▸ **PROBLEM TO WORK ON**:
Pick out each line containing the string "Output".

▸ **RECORD EXTRACTS**:
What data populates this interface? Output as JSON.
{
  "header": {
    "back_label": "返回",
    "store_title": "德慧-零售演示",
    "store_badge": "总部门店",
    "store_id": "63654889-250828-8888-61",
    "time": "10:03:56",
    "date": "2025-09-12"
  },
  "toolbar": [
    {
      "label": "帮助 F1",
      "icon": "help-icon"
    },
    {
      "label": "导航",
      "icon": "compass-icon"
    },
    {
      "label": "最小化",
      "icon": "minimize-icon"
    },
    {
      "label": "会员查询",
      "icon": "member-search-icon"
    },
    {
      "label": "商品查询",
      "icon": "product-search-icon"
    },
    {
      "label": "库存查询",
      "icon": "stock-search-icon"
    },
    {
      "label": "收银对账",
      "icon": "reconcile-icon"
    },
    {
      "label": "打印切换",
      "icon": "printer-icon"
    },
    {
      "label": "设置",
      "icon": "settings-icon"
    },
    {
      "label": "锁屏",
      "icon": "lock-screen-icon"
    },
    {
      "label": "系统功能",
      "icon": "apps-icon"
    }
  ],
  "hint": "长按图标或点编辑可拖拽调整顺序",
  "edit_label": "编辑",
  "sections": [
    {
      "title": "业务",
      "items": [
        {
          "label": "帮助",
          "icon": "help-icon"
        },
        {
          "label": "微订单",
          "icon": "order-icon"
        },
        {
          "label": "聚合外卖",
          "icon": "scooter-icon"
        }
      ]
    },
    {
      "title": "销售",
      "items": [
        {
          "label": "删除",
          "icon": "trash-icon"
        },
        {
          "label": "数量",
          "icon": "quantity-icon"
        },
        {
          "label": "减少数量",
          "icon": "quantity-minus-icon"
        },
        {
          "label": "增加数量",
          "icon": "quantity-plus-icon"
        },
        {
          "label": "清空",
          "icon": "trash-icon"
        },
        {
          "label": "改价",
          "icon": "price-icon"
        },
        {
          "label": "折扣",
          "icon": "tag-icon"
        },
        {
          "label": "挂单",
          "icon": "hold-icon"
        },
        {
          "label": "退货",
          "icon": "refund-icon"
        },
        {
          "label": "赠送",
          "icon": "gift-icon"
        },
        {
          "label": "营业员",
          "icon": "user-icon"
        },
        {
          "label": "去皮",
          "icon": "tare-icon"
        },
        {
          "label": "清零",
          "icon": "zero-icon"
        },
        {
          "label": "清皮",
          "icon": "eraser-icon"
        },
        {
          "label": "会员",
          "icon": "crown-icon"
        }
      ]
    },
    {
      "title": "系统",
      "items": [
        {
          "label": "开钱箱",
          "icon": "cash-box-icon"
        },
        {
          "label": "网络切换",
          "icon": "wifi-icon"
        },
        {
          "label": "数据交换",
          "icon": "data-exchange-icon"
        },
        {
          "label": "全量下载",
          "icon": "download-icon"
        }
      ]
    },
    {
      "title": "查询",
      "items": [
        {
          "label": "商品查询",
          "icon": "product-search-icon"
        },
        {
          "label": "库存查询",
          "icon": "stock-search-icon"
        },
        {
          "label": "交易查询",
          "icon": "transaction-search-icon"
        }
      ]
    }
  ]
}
==
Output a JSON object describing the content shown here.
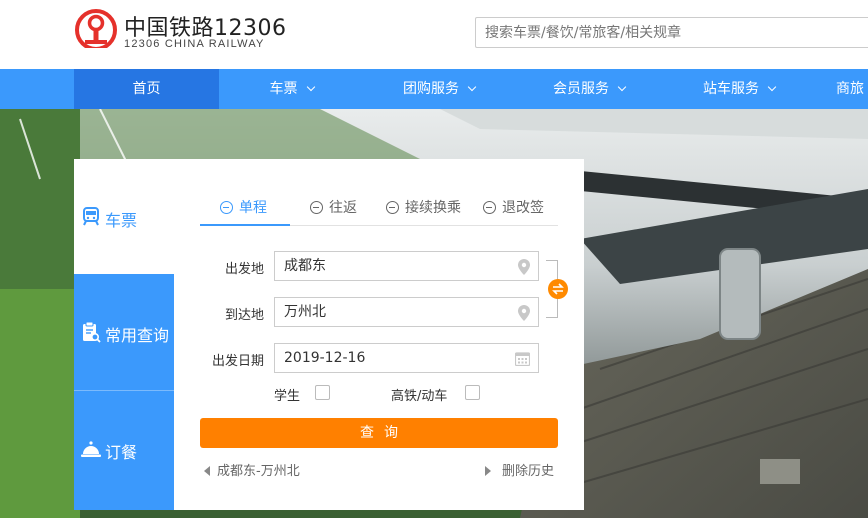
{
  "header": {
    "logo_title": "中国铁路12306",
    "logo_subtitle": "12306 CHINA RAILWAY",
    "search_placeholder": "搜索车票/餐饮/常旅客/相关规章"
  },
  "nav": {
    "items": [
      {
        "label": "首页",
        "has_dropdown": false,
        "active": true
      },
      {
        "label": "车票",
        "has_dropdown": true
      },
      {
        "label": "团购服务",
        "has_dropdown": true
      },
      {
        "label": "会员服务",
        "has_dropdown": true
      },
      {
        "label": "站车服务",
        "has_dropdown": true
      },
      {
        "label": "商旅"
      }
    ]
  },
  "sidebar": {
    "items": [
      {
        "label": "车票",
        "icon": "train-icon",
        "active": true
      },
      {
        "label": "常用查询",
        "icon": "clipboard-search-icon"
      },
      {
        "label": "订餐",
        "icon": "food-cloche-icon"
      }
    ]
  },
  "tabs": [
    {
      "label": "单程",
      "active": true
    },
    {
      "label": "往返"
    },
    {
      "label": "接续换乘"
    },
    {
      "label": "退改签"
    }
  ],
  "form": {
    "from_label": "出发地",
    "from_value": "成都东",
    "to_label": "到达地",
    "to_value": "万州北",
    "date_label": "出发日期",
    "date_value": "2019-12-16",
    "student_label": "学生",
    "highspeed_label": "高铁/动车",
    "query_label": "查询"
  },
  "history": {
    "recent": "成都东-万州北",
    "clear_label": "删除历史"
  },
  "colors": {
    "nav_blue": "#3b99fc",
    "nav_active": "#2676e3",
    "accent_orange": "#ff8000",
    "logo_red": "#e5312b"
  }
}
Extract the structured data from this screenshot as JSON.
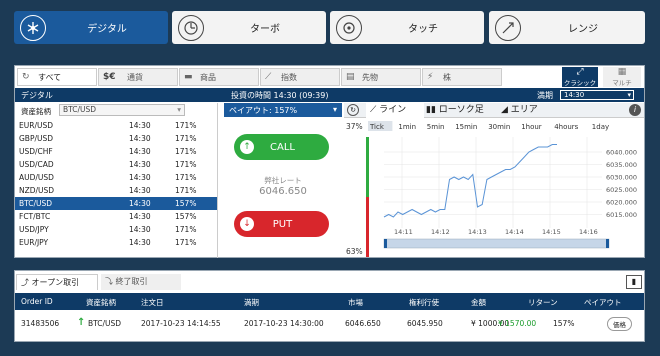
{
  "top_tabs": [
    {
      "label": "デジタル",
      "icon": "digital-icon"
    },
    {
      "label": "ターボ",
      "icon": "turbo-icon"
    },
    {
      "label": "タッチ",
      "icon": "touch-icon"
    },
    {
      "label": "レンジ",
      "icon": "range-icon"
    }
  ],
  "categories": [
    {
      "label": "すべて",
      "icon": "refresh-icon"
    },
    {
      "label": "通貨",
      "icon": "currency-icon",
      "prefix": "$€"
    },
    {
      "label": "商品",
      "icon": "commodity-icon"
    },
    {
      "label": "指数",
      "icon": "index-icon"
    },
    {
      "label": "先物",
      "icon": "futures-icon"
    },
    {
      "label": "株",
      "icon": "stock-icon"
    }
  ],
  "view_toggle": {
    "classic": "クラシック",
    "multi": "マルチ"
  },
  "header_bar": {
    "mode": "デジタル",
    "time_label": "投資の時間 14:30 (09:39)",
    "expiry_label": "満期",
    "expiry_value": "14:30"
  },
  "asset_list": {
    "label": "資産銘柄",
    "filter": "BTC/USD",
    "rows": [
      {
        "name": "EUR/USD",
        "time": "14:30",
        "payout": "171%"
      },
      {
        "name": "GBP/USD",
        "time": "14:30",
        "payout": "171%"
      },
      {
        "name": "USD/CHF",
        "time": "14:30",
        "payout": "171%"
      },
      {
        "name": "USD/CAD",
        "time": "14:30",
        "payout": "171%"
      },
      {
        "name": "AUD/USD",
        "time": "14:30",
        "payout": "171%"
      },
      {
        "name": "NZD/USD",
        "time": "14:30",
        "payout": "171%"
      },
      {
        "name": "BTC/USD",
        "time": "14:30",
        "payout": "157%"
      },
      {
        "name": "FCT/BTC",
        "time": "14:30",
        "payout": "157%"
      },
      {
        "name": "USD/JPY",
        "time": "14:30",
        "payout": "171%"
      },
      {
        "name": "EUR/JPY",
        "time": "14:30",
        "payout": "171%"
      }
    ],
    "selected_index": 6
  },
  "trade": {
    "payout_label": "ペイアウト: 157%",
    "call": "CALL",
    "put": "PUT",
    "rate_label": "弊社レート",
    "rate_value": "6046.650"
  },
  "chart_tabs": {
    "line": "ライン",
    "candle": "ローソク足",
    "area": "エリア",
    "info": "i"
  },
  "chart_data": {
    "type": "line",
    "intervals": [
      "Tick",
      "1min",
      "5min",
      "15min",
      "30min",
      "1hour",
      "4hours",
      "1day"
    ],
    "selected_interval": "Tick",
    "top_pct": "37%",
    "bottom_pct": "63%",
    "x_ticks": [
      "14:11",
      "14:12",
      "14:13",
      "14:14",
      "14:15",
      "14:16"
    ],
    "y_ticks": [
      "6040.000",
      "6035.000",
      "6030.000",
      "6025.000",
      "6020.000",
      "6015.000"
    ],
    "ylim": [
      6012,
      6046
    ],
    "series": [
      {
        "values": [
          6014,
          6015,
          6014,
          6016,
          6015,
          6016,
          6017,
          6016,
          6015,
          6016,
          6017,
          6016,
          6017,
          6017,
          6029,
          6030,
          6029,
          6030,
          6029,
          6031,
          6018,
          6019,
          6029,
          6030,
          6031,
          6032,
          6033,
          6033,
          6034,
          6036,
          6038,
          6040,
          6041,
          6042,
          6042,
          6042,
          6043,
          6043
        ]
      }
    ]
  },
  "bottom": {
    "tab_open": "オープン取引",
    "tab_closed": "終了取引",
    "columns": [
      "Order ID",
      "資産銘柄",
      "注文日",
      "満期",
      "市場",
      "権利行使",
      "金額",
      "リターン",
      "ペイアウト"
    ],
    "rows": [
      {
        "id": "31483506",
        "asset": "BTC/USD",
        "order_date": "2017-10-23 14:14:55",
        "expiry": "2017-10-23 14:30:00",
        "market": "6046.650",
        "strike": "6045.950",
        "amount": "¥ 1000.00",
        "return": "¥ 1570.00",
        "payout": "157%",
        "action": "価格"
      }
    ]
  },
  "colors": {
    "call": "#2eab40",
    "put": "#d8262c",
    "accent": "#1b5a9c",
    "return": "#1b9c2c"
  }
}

▸ **EXERCISE RESPONSE**:
What data populates this interface? Output as JSON.
Output a JSON object describing the content shown here.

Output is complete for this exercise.